::: Dataset :::

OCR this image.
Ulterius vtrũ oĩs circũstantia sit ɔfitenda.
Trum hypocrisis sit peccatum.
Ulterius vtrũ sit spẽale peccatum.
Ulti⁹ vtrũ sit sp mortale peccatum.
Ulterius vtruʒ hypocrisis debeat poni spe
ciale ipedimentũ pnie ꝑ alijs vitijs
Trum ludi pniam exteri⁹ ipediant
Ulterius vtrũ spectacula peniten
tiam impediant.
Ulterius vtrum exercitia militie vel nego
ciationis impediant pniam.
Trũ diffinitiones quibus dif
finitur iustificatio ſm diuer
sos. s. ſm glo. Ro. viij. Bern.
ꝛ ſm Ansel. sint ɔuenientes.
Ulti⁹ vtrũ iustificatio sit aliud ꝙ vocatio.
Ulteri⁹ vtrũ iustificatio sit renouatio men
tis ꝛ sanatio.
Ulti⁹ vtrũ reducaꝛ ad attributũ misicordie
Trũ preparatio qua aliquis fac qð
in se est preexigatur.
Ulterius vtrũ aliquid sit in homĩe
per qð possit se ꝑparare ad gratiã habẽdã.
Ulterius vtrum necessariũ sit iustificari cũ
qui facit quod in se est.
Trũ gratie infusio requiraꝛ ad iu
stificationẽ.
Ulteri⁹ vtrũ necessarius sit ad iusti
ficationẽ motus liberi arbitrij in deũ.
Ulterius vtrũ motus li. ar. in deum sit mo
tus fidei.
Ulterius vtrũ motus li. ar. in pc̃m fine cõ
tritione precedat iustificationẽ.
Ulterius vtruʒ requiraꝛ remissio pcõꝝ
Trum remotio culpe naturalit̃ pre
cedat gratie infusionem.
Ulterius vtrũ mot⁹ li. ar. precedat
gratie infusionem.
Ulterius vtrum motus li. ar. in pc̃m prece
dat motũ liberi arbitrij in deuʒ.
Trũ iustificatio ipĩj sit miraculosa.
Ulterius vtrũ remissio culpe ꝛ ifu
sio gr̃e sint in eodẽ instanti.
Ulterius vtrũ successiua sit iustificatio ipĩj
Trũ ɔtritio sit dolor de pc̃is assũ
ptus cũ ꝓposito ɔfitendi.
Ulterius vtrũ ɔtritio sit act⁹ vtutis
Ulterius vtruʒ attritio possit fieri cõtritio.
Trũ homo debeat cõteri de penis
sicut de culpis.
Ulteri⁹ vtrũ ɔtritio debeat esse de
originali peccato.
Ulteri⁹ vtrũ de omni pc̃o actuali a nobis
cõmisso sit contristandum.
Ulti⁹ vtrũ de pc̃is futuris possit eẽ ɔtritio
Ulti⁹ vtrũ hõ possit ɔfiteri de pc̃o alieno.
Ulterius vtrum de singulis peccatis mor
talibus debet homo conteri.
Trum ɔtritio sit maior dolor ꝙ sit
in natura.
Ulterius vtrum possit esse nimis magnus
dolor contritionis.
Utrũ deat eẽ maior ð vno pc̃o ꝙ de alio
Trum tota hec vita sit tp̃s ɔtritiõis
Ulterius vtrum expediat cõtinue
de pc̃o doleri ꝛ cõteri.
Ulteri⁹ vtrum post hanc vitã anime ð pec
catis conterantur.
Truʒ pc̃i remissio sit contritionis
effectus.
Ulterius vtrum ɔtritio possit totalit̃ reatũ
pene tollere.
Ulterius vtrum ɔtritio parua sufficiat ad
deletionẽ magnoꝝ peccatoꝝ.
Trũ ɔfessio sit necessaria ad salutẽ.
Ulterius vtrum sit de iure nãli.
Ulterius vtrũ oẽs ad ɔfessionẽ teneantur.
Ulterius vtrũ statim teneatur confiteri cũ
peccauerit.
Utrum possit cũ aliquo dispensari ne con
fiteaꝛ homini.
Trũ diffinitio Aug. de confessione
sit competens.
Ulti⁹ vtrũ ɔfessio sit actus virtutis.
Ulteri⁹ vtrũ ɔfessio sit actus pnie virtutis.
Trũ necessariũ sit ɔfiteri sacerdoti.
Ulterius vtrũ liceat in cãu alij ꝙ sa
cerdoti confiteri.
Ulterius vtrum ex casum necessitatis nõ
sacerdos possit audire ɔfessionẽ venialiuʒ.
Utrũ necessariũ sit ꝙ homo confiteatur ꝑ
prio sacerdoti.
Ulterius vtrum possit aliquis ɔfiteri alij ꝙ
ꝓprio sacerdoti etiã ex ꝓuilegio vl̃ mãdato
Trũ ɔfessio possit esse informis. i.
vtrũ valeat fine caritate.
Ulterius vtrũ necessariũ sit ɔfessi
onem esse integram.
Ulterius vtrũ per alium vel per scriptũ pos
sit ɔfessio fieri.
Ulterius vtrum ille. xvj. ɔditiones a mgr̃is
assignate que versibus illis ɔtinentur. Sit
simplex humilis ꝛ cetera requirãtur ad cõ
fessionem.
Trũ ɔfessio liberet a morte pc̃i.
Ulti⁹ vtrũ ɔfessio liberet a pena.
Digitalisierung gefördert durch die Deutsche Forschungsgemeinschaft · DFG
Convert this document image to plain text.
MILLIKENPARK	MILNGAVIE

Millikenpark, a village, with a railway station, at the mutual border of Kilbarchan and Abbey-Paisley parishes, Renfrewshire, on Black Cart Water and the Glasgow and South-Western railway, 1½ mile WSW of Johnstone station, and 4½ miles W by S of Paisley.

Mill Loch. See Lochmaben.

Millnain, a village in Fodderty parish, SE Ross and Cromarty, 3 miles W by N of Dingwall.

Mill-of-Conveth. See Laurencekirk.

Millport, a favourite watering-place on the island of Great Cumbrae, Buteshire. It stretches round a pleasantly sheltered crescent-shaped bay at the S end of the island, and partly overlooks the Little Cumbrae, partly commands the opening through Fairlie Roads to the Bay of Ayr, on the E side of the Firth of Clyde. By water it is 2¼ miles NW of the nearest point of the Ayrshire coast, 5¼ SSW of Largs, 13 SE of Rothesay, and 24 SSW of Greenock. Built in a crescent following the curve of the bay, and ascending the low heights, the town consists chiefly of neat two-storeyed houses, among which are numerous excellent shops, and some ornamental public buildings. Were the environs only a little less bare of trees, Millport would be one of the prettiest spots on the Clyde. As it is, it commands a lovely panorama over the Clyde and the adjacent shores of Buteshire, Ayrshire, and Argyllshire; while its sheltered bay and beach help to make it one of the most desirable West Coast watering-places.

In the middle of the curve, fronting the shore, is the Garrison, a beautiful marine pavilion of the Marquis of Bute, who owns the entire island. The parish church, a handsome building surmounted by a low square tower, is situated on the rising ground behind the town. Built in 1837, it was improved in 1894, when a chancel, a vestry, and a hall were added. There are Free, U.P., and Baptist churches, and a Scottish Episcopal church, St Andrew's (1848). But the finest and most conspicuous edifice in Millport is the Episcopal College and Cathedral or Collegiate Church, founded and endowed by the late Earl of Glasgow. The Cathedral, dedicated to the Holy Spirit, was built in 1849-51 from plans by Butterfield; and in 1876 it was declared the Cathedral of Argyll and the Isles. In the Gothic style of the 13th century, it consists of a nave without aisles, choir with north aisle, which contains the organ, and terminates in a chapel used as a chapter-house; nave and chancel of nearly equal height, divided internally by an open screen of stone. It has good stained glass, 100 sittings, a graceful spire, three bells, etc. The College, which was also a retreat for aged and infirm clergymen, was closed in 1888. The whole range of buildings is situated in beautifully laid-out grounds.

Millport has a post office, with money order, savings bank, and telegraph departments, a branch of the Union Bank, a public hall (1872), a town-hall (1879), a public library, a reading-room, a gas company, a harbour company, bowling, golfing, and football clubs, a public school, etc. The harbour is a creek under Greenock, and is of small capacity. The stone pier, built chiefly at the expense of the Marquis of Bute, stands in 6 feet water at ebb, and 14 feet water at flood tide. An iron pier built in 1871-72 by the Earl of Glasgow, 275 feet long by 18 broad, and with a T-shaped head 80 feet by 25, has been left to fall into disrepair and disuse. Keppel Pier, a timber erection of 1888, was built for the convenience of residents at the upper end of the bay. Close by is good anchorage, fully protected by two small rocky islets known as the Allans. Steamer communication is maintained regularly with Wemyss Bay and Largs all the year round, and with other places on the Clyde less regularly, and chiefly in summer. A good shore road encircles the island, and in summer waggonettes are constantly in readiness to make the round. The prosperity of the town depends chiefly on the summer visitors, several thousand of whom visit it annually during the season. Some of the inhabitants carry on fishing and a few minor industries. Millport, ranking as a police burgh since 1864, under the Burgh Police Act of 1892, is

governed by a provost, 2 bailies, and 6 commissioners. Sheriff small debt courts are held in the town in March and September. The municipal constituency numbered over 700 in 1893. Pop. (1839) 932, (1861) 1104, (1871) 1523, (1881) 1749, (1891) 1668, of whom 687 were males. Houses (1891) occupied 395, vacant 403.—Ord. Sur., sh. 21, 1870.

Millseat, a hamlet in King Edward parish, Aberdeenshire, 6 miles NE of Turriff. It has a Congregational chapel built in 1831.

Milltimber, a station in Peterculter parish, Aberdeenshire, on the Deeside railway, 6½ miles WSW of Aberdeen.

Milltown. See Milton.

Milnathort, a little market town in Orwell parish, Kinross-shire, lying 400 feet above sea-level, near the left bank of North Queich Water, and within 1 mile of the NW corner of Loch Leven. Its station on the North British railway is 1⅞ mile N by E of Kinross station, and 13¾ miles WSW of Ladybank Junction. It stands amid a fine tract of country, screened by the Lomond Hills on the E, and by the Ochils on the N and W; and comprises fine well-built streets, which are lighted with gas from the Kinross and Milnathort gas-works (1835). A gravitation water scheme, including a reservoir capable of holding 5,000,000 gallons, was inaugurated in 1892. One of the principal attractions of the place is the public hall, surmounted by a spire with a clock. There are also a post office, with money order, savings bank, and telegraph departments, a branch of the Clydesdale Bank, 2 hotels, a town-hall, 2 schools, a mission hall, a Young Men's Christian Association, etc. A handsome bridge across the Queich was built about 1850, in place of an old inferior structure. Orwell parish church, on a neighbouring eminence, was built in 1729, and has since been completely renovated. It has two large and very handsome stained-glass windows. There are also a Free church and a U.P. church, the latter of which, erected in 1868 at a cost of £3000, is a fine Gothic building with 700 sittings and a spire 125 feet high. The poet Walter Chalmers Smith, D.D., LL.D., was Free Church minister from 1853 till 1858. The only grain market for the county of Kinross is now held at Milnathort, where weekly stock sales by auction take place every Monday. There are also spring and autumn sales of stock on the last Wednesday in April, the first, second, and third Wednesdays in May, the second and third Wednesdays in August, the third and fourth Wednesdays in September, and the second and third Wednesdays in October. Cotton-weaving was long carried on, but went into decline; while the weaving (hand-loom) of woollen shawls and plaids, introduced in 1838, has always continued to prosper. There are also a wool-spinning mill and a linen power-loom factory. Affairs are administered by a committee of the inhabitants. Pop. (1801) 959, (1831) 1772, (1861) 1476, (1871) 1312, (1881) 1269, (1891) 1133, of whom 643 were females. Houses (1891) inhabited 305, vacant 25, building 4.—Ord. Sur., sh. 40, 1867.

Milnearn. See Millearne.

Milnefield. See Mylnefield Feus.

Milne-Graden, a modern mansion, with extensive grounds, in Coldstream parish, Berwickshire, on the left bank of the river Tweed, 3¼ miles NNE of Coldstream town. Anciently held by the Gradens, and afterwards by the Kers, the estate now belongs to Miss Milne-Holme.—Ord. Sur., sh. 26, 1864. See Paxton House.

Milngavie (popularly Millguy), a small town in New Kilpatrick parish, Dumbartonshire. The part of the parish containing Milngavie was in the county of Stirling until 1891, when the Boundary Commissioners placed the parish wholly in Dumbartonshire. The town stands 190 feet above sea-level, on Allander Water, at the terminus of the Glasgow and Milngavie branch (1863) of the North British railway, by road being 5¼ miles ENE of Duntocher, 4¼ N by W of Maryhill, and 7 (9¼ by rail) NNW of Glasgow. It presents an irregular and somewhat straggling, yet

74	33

:::

*Instructions for the task*
From the records, copy every line that has the string "ɔtritio" in it.

*Correct result*
Trũ ɔtritio sit dolor de pc̃is assũ
Ulterius vtrũ ɔtritio sit act⁹ vtutis
Ulteri⁹ vtrũ ɔtritio debeat esse de
Ulti⁹ vtrũ de pc̃is futuris possit eẽ ɔtritio
Trum ɔtritio sit maior dolor ꝙ sit
Ulterius vtrum ɔtritio possit totalit̃ reatũ
Ulterius vtrum ɔtritio parua sufficiat ad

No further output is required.